> [Set task]: Give every line of the entries below as a Markdown table with the columns "Row" and "Line", numbering the rows in order and leaving out any blank lines.

> [Page element annotations]:

--------------------------------

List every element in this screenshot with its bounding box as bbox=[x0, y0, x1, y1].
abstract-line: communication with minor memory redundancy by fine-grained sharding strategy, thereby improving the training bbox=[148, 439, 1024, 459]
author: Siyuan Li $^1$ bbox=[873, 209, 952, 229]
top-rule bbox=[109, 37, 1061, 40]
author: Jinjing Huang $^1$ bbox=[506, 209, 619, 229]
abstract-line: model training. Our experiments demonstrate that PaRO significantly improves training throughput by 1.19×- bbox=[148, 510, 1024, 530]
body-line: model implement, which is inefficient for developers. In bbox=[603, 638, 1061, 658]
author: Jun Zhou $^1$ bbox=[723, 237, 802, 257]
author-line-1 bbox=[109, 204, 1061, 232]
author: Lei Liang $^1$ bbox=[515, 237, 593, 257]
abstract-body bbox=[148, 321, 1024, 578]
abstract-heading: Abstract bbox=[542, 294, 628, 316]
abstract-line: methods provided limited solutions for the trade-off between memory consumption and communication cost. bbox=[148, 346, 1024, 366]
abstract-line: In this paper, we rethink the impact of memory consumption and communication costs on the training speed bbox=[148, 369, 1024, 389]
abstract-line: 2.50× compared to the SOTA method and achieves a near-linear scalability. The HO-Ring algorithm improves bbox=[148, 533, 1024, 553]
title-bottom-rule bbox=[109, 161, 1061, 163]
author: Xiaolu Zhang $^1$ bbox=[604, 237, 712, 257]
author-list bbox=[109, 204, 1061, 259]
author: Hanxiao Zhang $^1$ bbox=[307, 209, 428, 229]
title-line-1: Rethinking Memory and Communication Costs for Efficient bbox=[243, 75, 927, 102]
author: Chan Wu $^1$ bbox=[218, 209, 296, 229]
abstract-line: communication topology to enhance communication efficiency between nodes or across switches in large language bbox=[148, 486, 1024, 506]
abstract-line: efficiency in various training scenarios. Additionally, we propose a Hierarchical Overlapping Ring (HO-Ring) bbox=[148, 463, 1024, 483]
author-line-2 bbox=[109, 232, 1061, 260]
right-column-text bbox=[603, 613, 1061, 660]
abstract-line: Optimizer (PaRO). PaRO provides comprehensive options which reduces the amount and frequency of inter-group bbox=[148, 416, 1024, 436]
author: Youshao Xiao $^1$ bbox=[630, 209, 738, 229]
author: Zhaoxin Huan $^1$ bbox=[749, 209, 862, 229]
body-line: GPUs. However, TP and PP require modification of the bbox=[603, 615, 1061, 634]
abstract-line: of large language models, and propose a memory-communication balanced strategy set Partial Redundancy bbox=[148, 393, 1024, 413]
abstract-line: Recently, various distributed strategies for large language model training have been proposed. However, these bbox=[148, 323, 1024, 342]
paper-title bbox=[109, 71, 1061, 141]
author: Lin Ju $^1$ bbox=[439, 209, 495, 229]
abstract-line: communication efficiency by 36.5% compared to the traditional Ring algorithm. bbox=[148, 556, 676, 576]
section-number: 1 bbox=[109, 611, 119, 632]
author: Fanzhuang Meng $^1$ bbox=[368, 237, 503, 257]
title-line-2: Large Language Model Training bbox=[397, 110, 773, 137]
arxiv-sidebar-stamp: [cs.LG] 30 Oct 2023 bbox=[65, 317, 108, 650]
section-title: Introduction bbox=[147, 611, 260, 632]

--------------------------------

> [Task response]:
| Row | Line |
|---|---|
| 1 | List every element in this screenshot with its bounding box as bbox=[x0, y0, x1, y1]. |
| 2 | abstract-line: communication with minor memory redundancy by fine-grained sharding strategy, thereby improving the training bbox=[148, 439, 1024, 459] |
| 3 | author: Siyuan Li $^1$ bbox=[873, 209, 952, 229] |
| 4 | top-rule bbox=[109, 37, 1061, 40] |
| 5 | author: Jinjing Huang $^1$ bbox=[506, 209, 619, 229] |
| 6 | abstract-line: model training. Our experiments demonstrate that PaRO significantly improves training throughput by 1.19×- bbox=[148, 510, 1024, 530] |
| 7 | body-line: model implement, which is inefficient for developers. In bbox=[603, 638, 1061, 658] |
| 8 | author: Jun Zhou $^1$ bbox=[723, 237, 802, 257] |
| 9 | author-line-1 bbox=[109, 204, 1061, 232] |
| 10 | author: Lei Liang $^1$ bbox=[515, 237, 593, 257] |
| 11 | abstract-body bbox=[148, 321, 1024, 578] |
| 12 | abstract-heading: Abstract bbox=[542, 294, 628, 316] |
| 13 | abstract-line: methods provided limited solutions for the trade-off between memory consumption and communication cost. bbox=[148, 346, 1024, 366] |
| 14 | abstract-line: In this paper, we rethink the impact of memory consumption and communication costs on the training speed bbox=[148, 369, 1024, 389] |
| 15 | abstract-line: 2.50× compared to the SOTA method and achieves a near-linear scalability. The HO-Ring algorithm improves bbox=[148, 533, 1024, 553] |
| 16 | title-bottom-rule bbox=[109, 161, 1061, 163] |
| 17 | author: Xiaolu Zhang $^1$ bbox=[604, 237, 712, 257] |
| 18 | author-list bbox=[109, 204, 1061, 259] |
| 19 | author: Hanxiao Zhang $^1$ bbox=[307, 209, 428, 229] |
| 20 | title-line-1: Rethinking Memory and Communication Costs for Efficient bbox=[243, 75, 927, 102] |
| 21 | author: Chan Wu $^1$ bbox=[218, 209, 296, 229] |
| 22 | abstract-line: communication topology to enhance communication efficiency between nodes or across switches in large language bbox=[148, 486, 1024, 506] |
| 23 | abstract-line: efficiency in various training scenarios. Additionally, we propose a Hierarchical Overlapping Ring (HO-Ring) bbox=[148, 463, 1024, 483] |
| 24 | author-line-2 bbox=[109, 232, 1061, 260] |
| 25 | right-column-text bbox=[603, 613, 1061, 660] |
| 26 | abstract-line: Optimizer (PaRO). PaRO provides comprehensive options which reduces the amount and frequency of inter-group bbox=[148, 416, 1024, 436] |
| 27 | author: Youshao Xiao $^1$ bbox=[630, 209, 738, 229] |
| 28 | author: Zhaoxin Huan $^1$ bbox=[749, 209, 862, 229] |
| 29 | body-line: GPUs. However, TP and PP require modification of the bbox=[603, 615, 1061, 634] |
| 30 | abstract-line: of large language models, and propose a memory-communication balanced strategy set Partial Redundancy bbox=[148, 393, 1024, 413] |
| 31 | abstract-line: Recently, various distributed strategies for large language model training have been proposed. However, these bbox=[148, 323, 1024, 342] |
| 32 | paper-title bbox=[109, 71, 1061, 141] |
| 33 | author: Lin Ju $^1$ bbox=[439, 209, 495, 229] |
| 34 | abstract-line: communication efficiency by 36.5% compared to the traditional Ring algorithm. bbox=[148, 556, 676, 576] |
| 35 | section-number: 1 bbox=[109, 611, 119, 632] |
| 36 | author: Fanzhuang Meng $^1$ bbox=[368, 237, 503, 257] |
| 37 | title-line-2: Large Language Model Training bbox=[397, 110, 773, 137] |
| 38 | arxiv-sidebar-stamp: [cs.LG] 30 Oct 2023 bbox=[65, 317, 108, 650] |
| 39 | section-title: Introduction bbox=[147, 611, 260, 632] |